Documento de origem:

/---

Tributo apropriado para o livro
O Dia Mundial do Livro é comemorado anualmente em 23 de abril com a finalidade de estimular a leitura, despertar o seu prazer e destacar a sua importância. Mas, neste ano de 2021, a data vem acompanhada de uma polêmica em torno da tributação dos livros.
A reforma tributária proposta pelo governo federal prevê a criação da Contribuição Social sobre Operações de Bens e Serviços (CBS) com uma alíquota de 12%, em substituição à COFINS e ao PIS/PASEP, que atualmente têm alíquota zerada.
A Constituição de 1988 estabelece que é vedado instituir impostos sobre livros, jornais, periódicos e o papel destinado à sua impressão. Com o passar dos anos e as transformações tecnológicas, o Supremo Tribunal Federal decidiu que essa imunidade tributária também se aplica aos livros eletrônicos (e-books), bem como aos aparelhos leitores (e-readers) destinados exclusivamente para este fim.
Os livros já possuem imunidade tributária desde a Constituição de 1946, o que é atribuído a Jorge Amado, escritor e deputado constituinte à época. A lógica envolvida é que, quanto menos tributos, mais barato o livro.

\---

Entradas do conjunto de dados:
/---

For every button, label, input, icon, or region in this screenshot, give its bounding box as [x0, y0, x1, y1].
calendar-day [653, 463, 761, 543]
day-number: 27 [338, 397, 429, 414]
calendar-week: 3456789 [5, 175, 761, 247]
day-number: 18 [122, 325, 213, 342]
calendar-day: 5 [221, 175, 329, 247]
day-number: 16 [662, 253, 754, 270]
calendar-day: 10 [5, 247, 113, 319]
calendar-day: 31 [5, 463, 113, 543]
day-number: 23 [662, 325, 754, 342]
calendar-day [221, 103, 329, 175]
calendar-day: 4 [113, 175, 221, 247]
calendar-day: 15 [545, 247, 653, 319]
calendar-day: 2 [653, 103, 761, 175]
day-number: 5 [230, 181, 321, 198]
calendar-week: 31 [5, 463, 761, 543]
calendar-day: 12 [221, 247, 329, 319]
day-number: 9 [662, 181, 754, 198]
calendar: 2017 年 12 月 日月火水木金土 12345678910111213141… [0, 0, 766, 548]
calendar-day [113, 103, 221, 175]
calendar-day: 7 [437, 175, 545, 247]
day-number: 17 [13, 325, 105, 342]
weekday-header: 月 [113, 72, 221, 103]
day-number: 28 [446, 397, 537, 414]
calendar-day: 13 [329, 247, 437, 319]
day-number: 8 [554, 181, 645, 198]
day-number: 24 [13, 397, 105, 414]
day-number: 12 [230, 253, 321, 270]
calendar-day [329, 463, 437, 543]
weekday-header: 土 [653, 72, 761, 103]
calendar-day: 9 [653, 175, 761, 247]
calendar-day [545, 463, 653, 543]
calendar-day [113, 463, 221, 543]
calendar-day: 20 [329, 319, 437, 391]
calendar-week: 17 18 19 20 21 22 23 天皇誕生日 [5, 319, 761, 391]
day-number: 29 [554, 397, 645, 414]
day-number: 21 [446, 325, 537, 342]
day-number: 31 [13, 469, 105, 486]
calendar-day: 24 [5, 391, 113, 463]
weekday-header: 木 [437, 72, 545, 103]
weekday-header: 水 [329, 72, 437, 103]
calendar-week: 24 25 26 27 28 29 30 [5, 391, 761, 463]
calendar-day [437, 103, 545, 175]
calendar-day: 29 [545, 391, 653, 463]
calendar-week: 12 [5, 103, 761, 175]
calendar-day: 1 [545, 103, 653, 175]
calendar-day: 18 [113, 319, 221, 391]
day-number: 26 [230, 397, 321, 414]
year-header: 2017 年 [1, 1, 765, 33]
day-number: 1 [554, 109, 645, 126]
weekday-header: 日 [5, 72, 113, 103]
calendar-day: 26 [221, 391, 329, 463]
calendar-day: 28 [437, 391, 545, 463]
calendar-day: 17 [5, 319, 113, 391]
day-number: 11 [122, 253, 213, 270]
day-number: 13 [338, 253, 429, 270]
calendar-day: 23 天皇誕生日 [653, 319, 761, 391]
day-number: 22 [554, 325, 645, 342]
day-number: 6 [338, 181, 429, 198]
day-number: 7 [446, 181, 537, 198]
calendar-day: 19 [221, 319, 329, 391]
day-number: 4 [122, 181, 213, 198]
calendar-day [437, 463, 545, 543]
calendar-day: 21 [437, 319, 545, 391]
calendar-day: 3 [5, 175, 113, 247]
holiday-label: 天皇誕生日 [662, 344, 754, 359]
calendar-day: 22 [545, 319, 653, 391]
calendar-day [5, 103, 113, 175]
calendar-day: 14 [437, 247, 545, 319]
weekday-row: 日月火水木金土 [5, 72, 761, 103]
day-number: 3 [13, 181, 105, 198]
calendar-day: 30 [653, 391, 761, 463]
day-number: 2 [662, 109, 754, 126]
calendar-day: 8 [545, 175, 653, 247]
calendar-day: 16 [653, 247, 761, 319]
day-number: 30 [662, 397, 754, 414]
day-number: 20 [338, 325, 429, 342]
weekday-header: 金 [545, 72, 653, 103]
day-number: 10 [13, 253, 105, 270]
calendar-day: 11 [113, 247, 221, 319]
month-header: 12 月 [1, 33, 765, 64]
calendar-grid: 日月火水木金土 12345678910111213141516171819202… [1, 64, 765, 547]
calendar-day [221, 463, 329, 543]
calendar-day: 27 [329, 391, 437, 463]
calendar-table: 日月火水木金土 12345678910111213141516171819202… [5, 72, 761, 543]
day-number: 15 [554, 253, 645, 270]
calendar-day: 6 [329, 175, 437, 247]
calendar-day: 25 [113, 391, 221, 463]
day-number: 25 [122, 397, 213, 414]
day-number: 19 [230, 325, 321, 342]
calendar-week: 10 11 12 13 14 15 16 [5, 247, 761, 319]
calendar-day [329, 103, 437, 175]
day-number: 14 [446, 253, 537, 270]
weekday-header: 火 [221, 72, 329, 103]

\---

Problemas a resolver:
A. No texto sobre a tributação dos livros, a quem é atribuída a imunidade tributária dos livros desde a Constituição de 1946?
B. Prolongue o texto sobre a tributação dos livros a partir do ponto em que ele termina.

Respostas dos exercícios:
A. A Jorge Amado, escritor e deputado constituinte à época.

B.
Embora a CBS seja uma contribuição social, e não um imposto, vale dizer que as imunidades tributárias refletem a proteção da liberdade de acesso a fontes de informação, à educação e à cultura, que integram a formação integral do ser humano. Quando se onera em demasia o acesso ao livro, atenta-se contra essas liberdades, porque não se restringe apenas a circulação do livro, mas também seu conteúdo, ideias, expressões do pensamento, manifestações culturais, etc.
Desde 2004, a Lei nº 10.865 reduziu a zero as alíquotas da COFINS e da contribuição para o PIS/PASEP incidentes sobre a receita da venda de livros, assim como sua importação. A elevação da alíquota correspondente, agora sob o nome de CBS, representa um grande retrocesso à afirmação de direitos fundamentais já concretizados pela legislação.
Um dos argumentos utilizados pelos apoiadores da proposta é que a última pesquisa de orçamentos familiares do IBGE apontou que as famílias com renda de até dois salários-mínimos não consomem livros não didáticos e a maior parte destes livros é consumida pelas famílias com renda superior a dez salários.
Levando em conta que o salário-mínimo deve atender a gastos com educação, além das outras necessidades básicas do trabalhador, há algo errado em um país quando apenas poucas pessoas podem comprar livros.
Os livros já são muito caros no Brasil, mesmo sem esse aumento na tributação. As políticas públicas precisam tornar os livros mais acessíveis, seja com compras, seja com compartilhamentos, tanto em suas versões físicas quanto em suas versões digitais, e assegurar o pluralismo.
Uma consequência nefasta de uma tributação injusta é a extinção de pequenas e médias editoras e livrarias. O livro está na base da formação da cidadania e o seu acesso deve ser pensado como um direito fundamental.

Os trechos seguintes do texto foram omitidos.